+++ Data provided
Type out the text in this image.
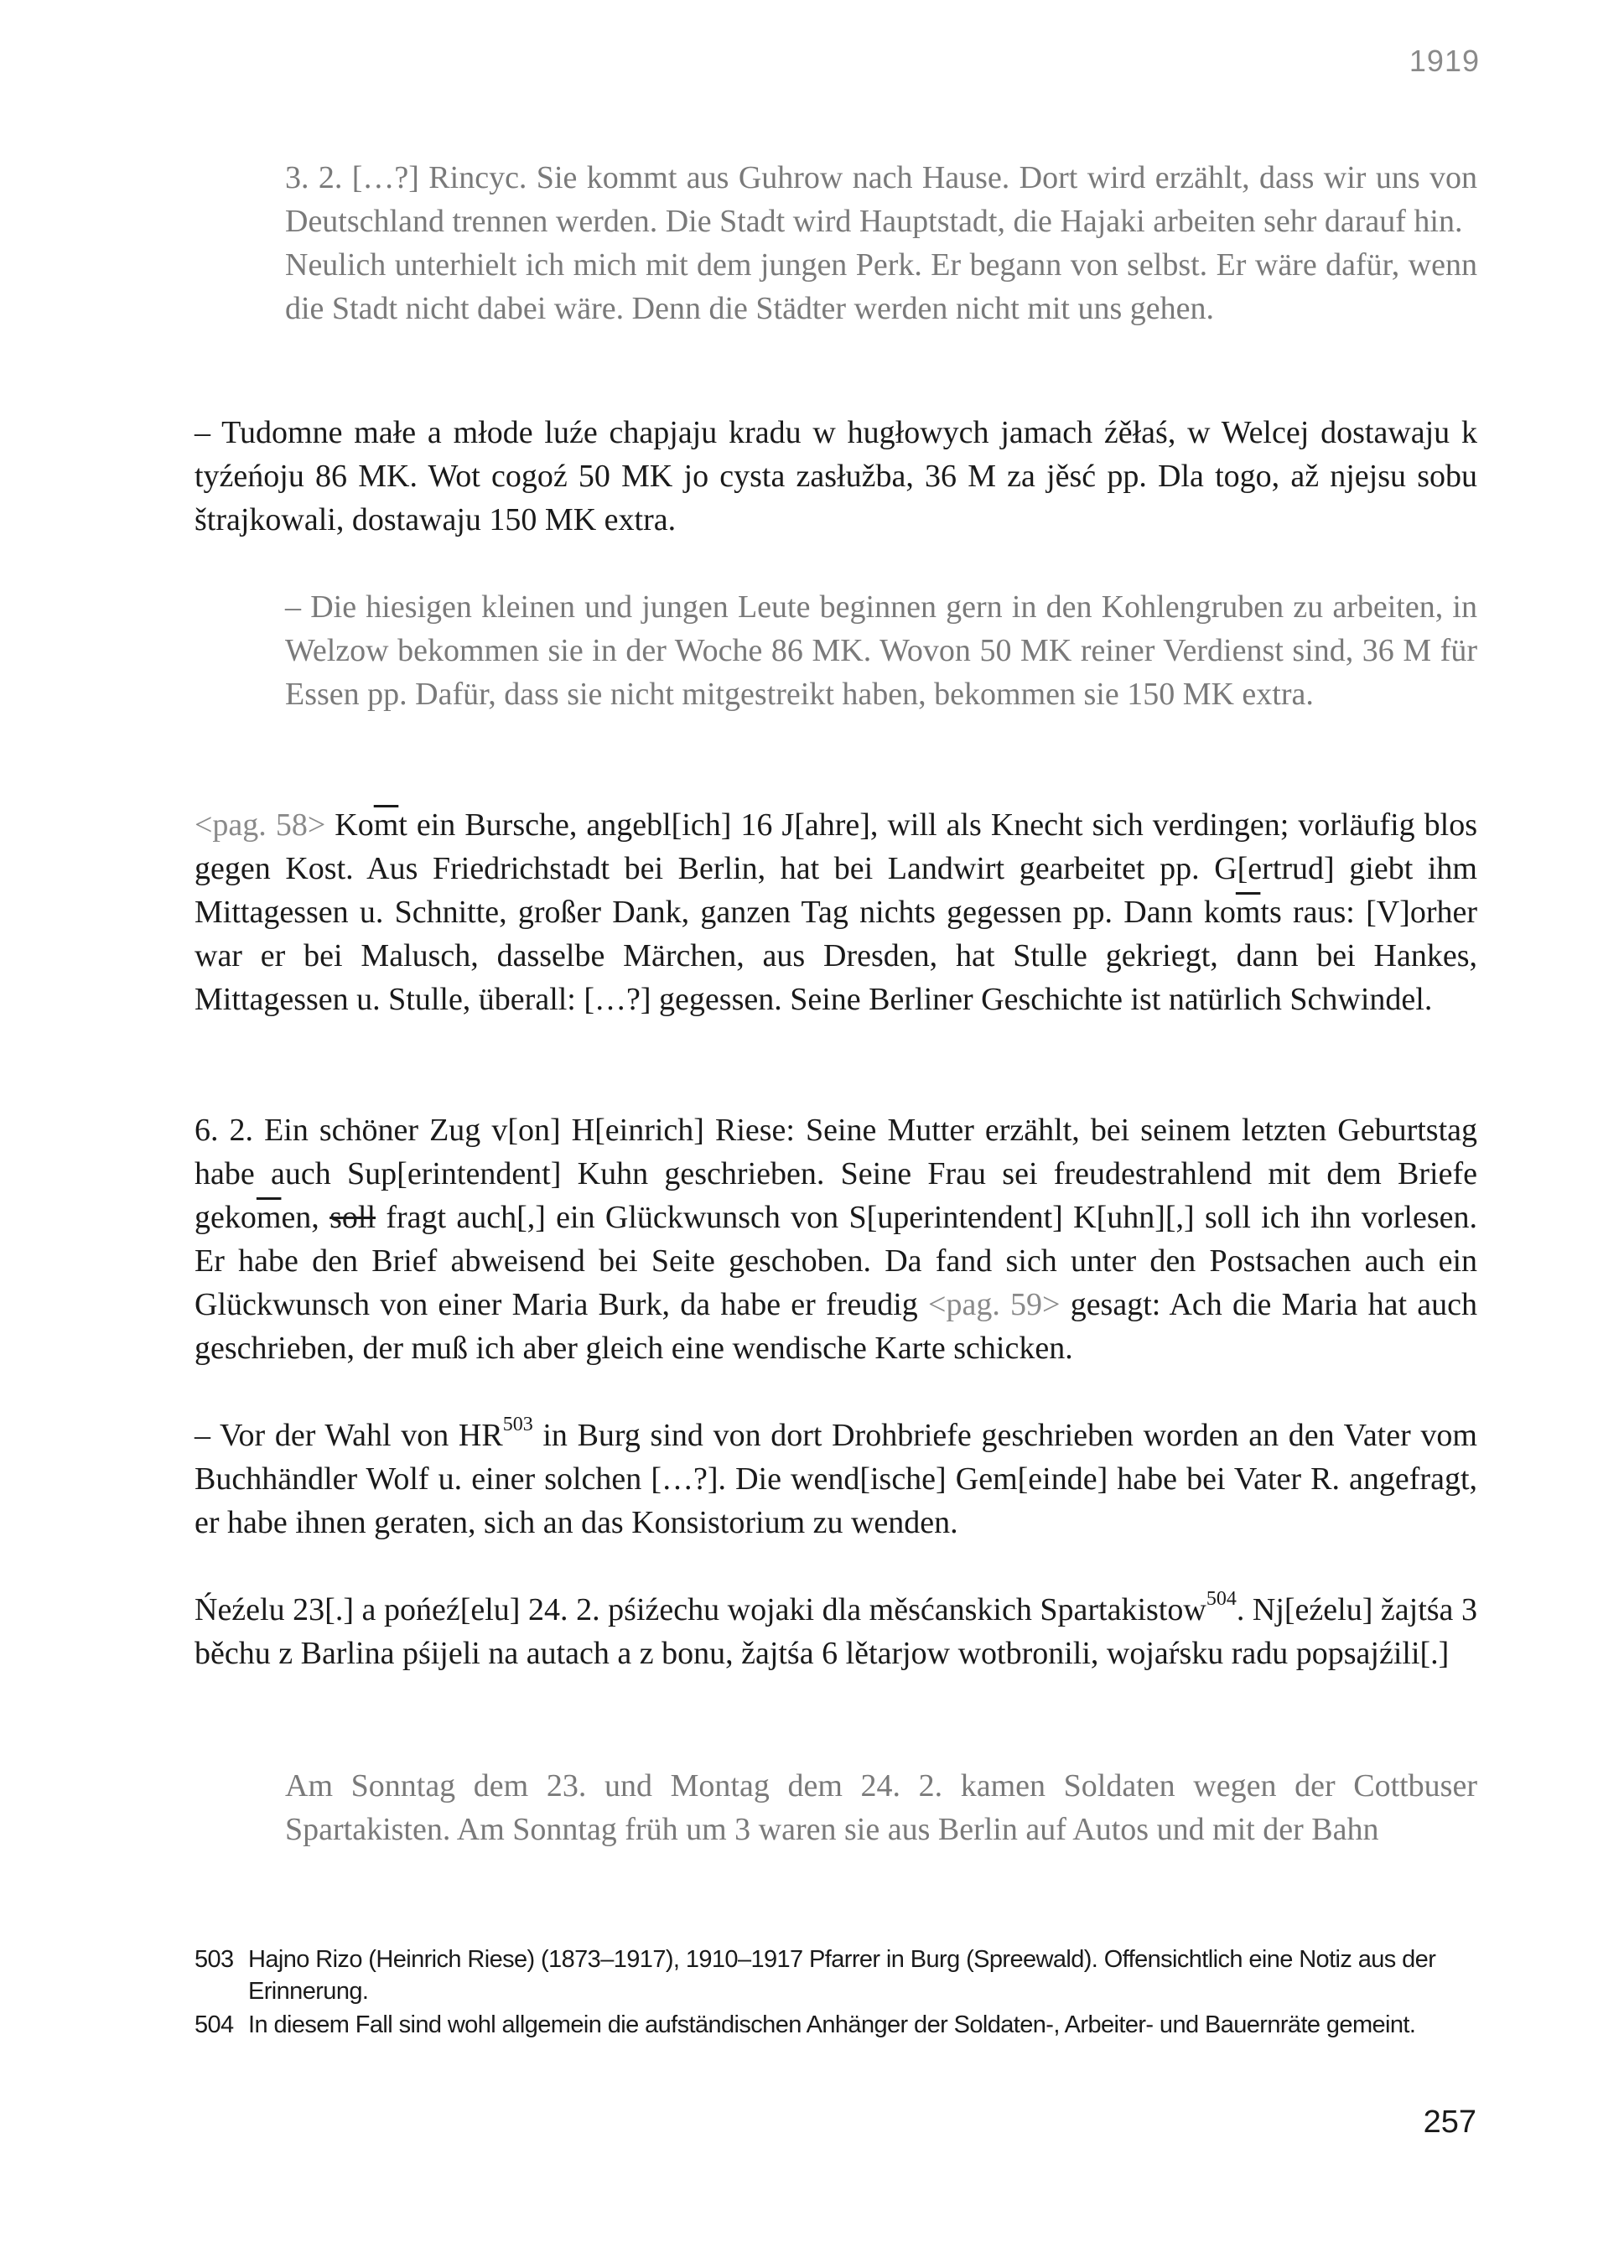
1919
3. 2. […?] Rincyc. Sie kommt aus Guhrow nach Hause. Dort wird erzählt, dass wir uns von Deutschland trennen werden. Die Stadt wird Hauptstadt, die Hajaki arbeiten sehr darauf hin.
Neulich unterhielt ich mich mit dem jungen Perk. Er begann von selbst. Er wäre dafür, wenn die Stadt nicht dabei wäre. Denn die Städter werden nicht mit uns gehen.

– Tudomne małe a młode luźe chapjaju kradu w hugłowych jamach źěłaś, w Welcej dostawaju k tyźeńoju 86 MK. Wot cogoź 50 MK jo cysta zasłužba, 36 M za jěsć pp. Dla togo, až njejsu sobu štrajkowali, dostawaju 150 MK extra.

– Die hiesigen kleinen und jungen Leute beginnen gern in den Kohlengruben zu arbeiten, in Welzow bekommen sie in der Woche 86 MK. Wovon 50 MK reiner Verdienst sind, 36 M für Essen pp. Dafür, dass sie nicht mitgestreikt haben, bekommen sie 150 MK extra.

<pag. $58> Ko\overline{m}t$ ein Bursche, angebl[ich] 16 J[ahre], will als Knecht sich verdingen; vorläufig blos gegen Kost. Aus Friedrichstadt bei Berlin, hat bei Landwirt gearbeitet pp. G[ertrud] giebt ihm Mittagessen u. Schnitte, großer Dank, ganzen Tag nichts gegessen pp. Dann $ko\overline{m}ts$ raus: [V]orher war er bei Malusch, dasselbe Märchen, aus Dresden, hat Stulle gekriegt, dann bei Hankes, Mittagessen u. Stulle, überall: […?] gegessen. Seine Berliner Geschichte ist natürlich Schwindel.

6. 2. Ein schöner Zug v[on] H[einrich] Riese: Seine Mutter erzählt, bei seinem letzten Geburtstag habe auch Sup[erintendent] Kuhn geschrieben. Seine Frau sei freudestrahlend mit dem Briefe $geko\overline{m}en$, soll fragt auch[,] ein Glückwunsch von S[uperintendent] K[uhn][,] soll ich ihn vorlesen. Er habe den Brief abweisend bei Seite geschoben. Da fand sich unter den Postsachen auch ein Glückwunsch von einer Maria Burk, da habe er freudig <pag. 59> gesagt: Ach die Maria hat auch geschrieben, der muß ich aber gleich eine wendische Karte schicken.

– Vor der Wahl von HR$^{503}$ in Burg sind von dort Drohbriefe geschrieben worden an den Vater vom Buchhändler Wolf u. einer solchen […?]. Die wend[ische] Gem[einde] habe bei Vater R. angefragt, er habe ihnen geraten, sich an das Konsistorium zu wenden.

Ńeźelu 23[.] a pońeź[elu] 24. 2. pśiźechu wojaki dla měsćanskich Spartakistow$^{504}$. Nj[eźelu] žajtśa 3 běchu z Barlina pśijeli na autach a z bonu, žajtśa 6 lětarjow wotbronili, wojaŕsku radu popsajźili[.]

Am Sonntag dem 23. und Montag dem 24. 2. kamen Soldaten wegen der Cottbuser Spartakisten. Am Sonntag früh um 3 waren sie aus Berlin auf Autos und mit der Bahn

503 Hajno Rizo (Heinrich Riese) (1873–1917), 1910–1917 Pfarrer in Burg (Spreewald). Offensichtlich eine Notiz aus der Erinnerung.
504 In diesem Fall sind wohl allgemein die aufständischen Anhänger der Soldaten-, Arbeiter- und Bauernräte gemeint.
257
++++++
The pictures in the entries should be left out; output everything else exactly.

▸ **Solution to the problem**:
Type out the text in this image.
1919
3. 2. […?] Rincyc. Sie kommt aus Guhrow nach Hause. Dort wird erzählt, dass wir uns von Deutschland trennen werden. Die Stadt wird Hauptstadt, die Hajaki arbeiten sehr darauf hin.
Neulich unterhielt ich mich mit dem jungen Perk. Er begann von selbst. Er wäre dafür, wenn die Stadt nicht dabei wäre. Denn die Städter werden nicht mit uns gehen.

– Tudomne małe a młode luźe chapjaju kradu w hugłowych jamach źěłaś, w Welcej dostawaju k tyźeńoju 86 MK. Wot cogoź 50 MK jo cysta zasłužba, 36 M za jěsć pp. Dla togo, až njejsu sobu štrajkowali, dostawaju 150 MK extra.

– Die hiesigen kleinen und jungen Leute beginnen gern in den Kohlengruben zu arbeiten, in Welzow bekommen sie in der Woche 86 MK. Wovon 50 MK reiner Verdienst sind, 36 M für Essen pp. Dafür, dass sie nicht mitgestreikt haben, bekommen sie 150 MK extra.

<pag. $58> Ko\overline{m}t$ ein Bursche, angebl[ich] 16 J[ahre], will als Knecht sich verdingen; vorläufig blos gegen Kost. Aus Friedrichstadt bei Berlin, hat bei Landwirt gearbeitet pp. G[ertrud] giebt ihm Mittagessen u. Schnitte, großer Dank, ganzen Tag nichts gegessen pp. Dann $ko\overline{m}ts$ raus: [V]orher war er bei Malusch, dasselbe Märchen, aus Dresden, hat Stulle gekriegt, dann bei Hankes, Mittagessen u. Stulle, überall: […?] gegessen. Seine Berliner Geschichte ist natürlich Schwindel.

6. 2. Ein schöner Zug v[on] H[einrich] Riese: Seine Mutter erzählt, bei seinem letzten Geburtstag habe auch Sup[erintendent] Kuhn geschrieben. Seine Frau sei freudestrahlend mit dem Briefe $geko\overline{m}en$, soll fragt auch[,] ein Glückwunsch von S[uperintendent] K[uhn][,] soll ich ihn vorlesen. Er habe den Brief abweisend bei Seite geschoben. Da fand sich unter den Postsachen auch ein Glückwunsch von einer Maria Burk, da habe er freudig <pag. 59> gesagt: Ach die Maria hat auch geschrieben, der muß ich aber gleich eine wendische Karte schicken.

– Vor der Wahl von HR$^{503}$ in Burg sind von dort Drohbriefe geschrieben worden an den Vater vom Buchhändler Wolf u. einer solchen […?]. Die wend[ische] Gem[einde] habe bei Vater R. angefragt, er habe ihnen geraten, sich an das Konsistorium zu wenden.

Ńeźelu 23[.] a pońeź[elu] 24. 2. pśiźechu wojaki dla měsćanskich Spartakistow$^{504}$. Nj[eźelu] žajtśa 3 běchu z Barlina pśijeli na autach a z bonu, žajtśa 6 lětarjow wotbronili, wojaŕsku radu popsajźili[.]

Am Sonntag dem 23. und Montag dem 24. 2. kamen Soldaten wegen der Cottbuser Spartakisten. Am Sonntag früh um 3 waren sie aus Berlin auf Autos und mit der Bahn

503 Hajno Rizo (Heinrich Riese) (1873–1917), 1910–1917 Pfarrer in Burg (Spreewald). Offensichtlich eine Notiz aus der Erinnerung.
504 In diesem Fall sind wohl allgemein die aufständischen Anhänger der Soldaten-, Arbeiter- und Bauernräte gemeint.
257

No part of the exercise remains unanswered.